**Entries with figure data**.
┄┄┄┄┄┄

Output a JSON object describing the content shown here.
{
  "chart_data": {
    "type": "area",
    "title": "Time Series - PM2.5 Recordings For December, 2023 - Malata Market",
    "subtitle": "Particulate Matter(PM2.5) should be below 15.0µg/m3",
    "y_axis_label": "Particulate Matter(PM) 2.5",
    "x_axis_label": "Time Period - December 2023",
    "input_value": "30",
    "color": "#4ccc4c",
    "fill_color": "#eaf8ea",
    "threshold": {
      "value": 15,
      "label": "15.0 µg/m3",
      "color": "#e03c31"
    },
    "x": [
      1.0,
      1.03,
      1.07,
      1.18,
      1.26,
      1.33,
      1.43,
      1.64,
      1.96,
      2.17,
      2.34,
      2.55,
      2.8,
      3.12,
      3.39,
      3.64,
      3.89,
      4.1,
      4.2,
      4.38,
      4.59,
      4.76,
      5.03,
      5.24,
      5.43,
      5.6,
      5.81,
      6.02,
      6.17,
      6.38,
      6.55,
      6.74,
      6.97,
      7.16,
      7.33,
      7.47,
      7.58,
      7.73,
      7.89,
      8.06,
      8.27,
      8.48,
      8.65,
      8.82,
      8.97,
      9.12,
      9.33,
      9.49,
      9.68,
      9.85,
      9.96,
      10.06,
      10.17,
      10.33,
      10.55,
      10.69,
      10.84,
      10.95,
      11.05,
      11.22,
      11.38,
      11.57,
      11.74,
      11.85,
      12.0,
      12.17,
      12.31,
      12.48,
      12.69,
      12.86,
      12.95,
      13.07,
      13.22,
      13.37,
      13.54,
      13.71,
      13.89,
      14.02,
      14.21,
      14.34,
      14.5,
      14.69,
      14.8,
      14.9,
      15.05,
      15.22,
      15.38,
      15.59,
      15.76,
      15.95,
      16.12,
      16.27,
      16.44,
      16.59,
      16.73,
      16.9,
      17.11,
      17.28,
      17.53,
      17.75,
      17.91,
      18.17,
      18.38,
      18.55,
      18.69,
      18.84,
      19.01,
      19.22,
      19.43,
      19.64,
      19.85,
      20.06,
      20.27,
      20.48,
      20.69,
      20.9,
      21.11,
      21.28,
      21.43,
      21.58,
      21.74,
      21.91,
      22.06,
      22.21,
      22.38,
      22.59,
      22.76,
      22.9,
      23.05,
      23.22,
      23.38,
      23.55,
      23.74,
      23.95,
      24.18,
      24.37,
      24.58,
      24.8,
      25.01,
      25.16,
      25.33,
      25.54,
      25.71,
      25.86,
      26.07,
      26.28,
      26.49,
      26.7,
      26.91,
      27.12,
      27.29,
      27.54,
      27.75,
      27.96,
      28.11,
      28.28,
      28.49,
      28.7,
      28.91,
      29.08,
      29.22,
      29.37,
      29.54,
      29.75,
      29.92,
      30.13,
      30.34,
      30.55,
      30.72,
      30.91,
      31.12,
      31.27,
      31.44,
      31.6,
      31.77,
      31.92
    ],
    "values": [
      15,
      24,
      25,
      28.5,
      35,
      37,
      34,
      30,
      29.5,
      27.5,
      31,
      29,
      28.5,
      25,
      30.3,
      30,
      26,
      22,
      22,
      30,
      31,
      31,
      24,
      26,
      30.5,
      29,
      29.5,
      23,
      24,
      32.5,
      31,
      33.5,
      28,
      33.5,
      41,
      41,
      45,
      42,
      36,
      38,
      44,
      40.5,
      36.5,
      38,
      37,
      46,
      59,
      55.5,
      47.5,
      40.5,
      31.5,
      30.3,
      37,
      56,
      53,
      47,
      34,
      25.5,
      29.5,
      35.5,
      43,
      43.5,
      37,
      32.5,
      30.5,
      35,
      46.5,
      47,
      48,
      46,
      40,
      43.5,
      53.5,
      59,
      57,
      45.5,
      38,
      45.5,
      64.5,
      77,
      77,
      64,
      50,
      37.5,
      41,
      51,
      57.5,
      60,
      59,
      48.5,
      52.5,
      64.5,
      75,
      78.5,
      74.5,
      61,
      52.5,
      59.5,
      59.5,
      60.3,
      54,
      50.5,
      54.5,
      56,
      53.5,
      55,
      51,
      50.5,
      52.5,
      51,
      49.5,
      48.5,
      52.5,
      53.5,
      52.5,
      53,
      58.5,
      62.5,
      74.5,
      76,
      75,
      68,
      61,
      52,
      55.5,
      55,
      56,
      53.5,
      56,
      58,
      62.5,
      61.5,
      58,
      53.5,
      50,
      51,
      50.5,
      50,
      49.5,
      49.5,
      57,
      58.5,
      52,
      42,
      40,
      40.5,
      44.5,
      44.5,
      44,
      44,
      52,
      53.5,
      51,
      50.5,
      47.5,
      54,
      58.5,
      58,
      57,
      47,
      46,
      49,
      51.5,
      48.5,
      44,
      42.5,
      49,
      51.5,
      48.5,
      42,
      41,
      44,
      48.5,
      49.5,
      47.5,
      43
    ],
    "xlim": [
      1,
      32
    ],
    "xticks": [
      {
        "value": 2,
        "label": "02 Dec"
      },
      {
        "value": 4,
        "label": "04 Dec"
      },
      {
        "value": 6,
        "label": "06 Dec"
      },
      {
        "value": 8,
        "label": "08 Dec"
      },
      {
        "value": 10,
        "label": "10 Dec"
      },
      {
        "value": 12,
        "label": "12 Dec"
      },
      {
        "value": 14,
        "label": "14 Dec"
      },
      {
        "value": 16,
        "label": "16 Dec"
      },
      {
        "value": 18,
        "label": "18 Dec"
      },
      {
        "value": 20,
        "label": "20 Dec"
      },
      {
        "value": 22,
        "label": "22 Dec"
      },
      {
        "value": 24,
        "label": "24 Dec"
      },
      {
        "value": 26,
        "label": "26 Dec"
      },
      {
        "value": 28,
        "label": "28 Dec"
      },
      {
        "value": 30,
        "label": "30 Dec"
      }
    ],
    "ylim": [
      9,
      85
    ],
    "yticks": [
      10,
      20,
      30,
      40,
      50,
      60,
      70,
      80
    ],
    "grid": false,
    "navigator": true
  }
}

┄┄┄┄┄┄

Please set down all the data word for word.

Output a JSON object describing the content shown here.
{
  "chart_data": {
    "type": "area",
    "title": "Time Series - PM2.5 Recordings For December, 2023 - Malata Market",
    "subtitle": "Particulate Matter(PM2.5) should be below 15.0µg/m3",
    "y_axis_label": "Particulate Matter(PM) 2.5",
    "x_axis_label": "Time Period - December 2023",
    "input_value": "30",
    "color": "#4ccc4c",
    "fill_color": "#eaf8ea",
    "threshold": {
      "value": 15,
      "label": "15.0 µg/m3",
      "color": "#e03c31"
    },
    "x": [
      1.0,
      1.03,
      1.07,
      1.18,
      1.26,
      1.33,
      1.43,
      1.64,
      1.96,
      2.17,
      2.34,
      2.55,
      2.8,
      3.12,
      3.39,
      3.64,
      3.89,
      4.1,
      4.2,
      4.38,
      4.59,
      4.76,
      5.03,
      5.24,
      5.43,
      5.6,
      5.81,
      6.02,
      6.17,
      6.38,
      6.55,
      6.74,
      6.97,
      7.16,
      7.33,
      7.47,
      7.58,
      7.73,
      7.89,
      8.06,
      8.27,
      8.48,
      8.65,
      8.82,
      8.97,
      9.12,
      9.33,
      9.49,
      9.68,
      9.85,
      9.96,
      10.06,
      10.17,
      10.33,
      10.55,
      10.69,
      10.84,
      10.95,
      11.05,
      11.22,
      11.38,
      11.57,
      11.74,
      11.85,
      12.0,
      12.17,
      12.31,
      12.48,
      12.69,
      12.86,
      12.95,
      13.07,
      13.22,
      13.37,
      13.54,
      13.71,
      13.89,
      14.02,
      14.21,
      14.34,
      14.5,
      14.69,
      14.8,
      14.9,
      15.05,
      15.22,
      15.38,
      15.59,
      15.76,
      15.95,
      16.12,
      16.27,
      16.44,
      16.59,
      16.73,
      16.9,
      17.11,
      17.28,
      17.53,
      17.75,
      17.91,
      18.17,
      18.38,
      18.55,
      18.69,
      18.84,
      19.01,
      19.22,
      19.43,
      19.64,
      19.85,
      20.06,
      20.27,
      20.48,
      20.69,
      20.9,
      21.11,
      21.28,
      21.43,
      21.58,
      21.74,
      21.91,
      22.06,
      22.21,
      22.38,
      22.59,
      22.76,
      22.9,
      23.05,
      23.22,
      23.38,
      23.55,
      23.74,
      23.95,
      24.18,
      24.37,
      24.58,
      24.8,
      25.01,
      25.16,
      25.33,
      25.54,
      25.71,
      25.86,
      26.07,
      26.28,
      26.49,
      26.7,
      26.91,
      27.12,
      27.29,
      27.54,
      27.75,
      27.96,
      28.11,
      28.28,
      28.49,
      28.7,
      28.91,
      29.08,
      29.22,
      29.37,
      29.54,
      29.75,
      29.92,
      30.13,
      30.34,
      30.55,
      30.72,
      30.91,
      31.12,
      31.27,
      31.44,
      31.6,
      31.77,
      31.92
    ],
    "values": [
      15,
      24,
      25,
      28.5,
      35,
      37,
      34,
      30,
      29.5,
      27.5,
      31,
      29,
      28.5,
      25,
      30.3,
      30,
      26,
      22,
      22,
      30,
      31,
      31,
      24,
      26,
      30.5,
      29,
      29.5,
      23,
      24,
      32.5,
      31,
      33.5,
      28,
      33.5,
      41,
      41,
      45,
      42,
      36,
      38,
      44,
      40.5,
      36.5,
      38,
      37,
      46,
      59,
      55.5,
      47.5,
      40.5,
      31.5,
      30.3,
      37,
      56,
      53,
      47,
      34,
      25.5,
      29.5,
      35.5,
      43,
      43.5,
      37,
      32.5,
      30.5,
      35,
      46.5,
      47,
      48,
      46,
      40,
      43.5,
      53.5,
      59,
      57,
      45.5,
      38,
      45.5,
      64.5,
      77,
      77,
      64,
      50,
      37.5,
      41,
      51,
      57.5,
      60,
      59,
      48.5,
      52.5,
      64.5,
      75,
      78.5,
      74.5,
      61,
      52.5,
      59.5,
      59.5,
      60.3,
      54,
      50.5,
      54.5,
      56,
      53.5,
      55,
      51,
      50.5,
      52.5,
      51,
      49.5,
      48.5,
      52.5,
      53.5,
      52.5,
      53,
      58.5,
      62.5,
      74.5,
      76,
      75,
      68,
      61,
      52,
      55.5,
      55,
      56,
      53.5,
      56,
      58,
      62.5,
      61.5,
      58,
      53.5,
      50,
      51,
      50.5,
      50,
      49.5,
      49.5,
      57,
      58.5,
      52,
      42,
      40,
      40.5,
      44.5,
      44.5,
      44,
      44,
      52,
      53.5,
      51,
      50.5,
      47.5,
      54,
      58.5,
      58,
      57,
      47,
      46,
      49,
      51.5,
      48.5,
      44,
      42.5,
      49,
      51.5,
      48.5,
      42,
      41,
      44,
      48.5,
      49.5,
      47.5,
      43
    ],
    "xlim": [
      1,
      32
    ],
    "xticks": [
      {
        "value": 2,
        "label": "02 Dec"
      },
      {
        "value": 4,
        "label": "04 Dec"
      },
      {
        "value": 6,
        "label": "06 Dec"
      },
      {
        "value": 8,
        "label": "08 Dec"
      },
      {
        "value": 10,
        "label": "10 Dec"
      },
      {
        "value": 12,
        "label": "12 Dec"
      },
      {
        "value": 14,
        "label": "14 Dec"
      },
      {
        "value": 16,
        "label": "16 Dec"
      },
      {
        "value": 18,
        "label": "18 Dec"
      },
      {
        "value": 20,
        "label": "20 Dec"
      },
      {
        "value": 22,
        "label": "22 Dec"
      },
      {
        "value": 24,
        "label": "24 Dec"
      },
      {
        "value": 26,
        "label": "26 Dec"
      },
      {
        "value": 28,
        "label": "28 Dec"
      },
      {
        "value": 30,
        "label": "30 Dec"
      }
    ],
    "ylim": [
      9,
      85
    ],
    "yticks": [
      10,
      20,
      30,
      40,
      50,
      60,
      70,
      80
    ],
    "grid": false,
    "navigator": true
  }
}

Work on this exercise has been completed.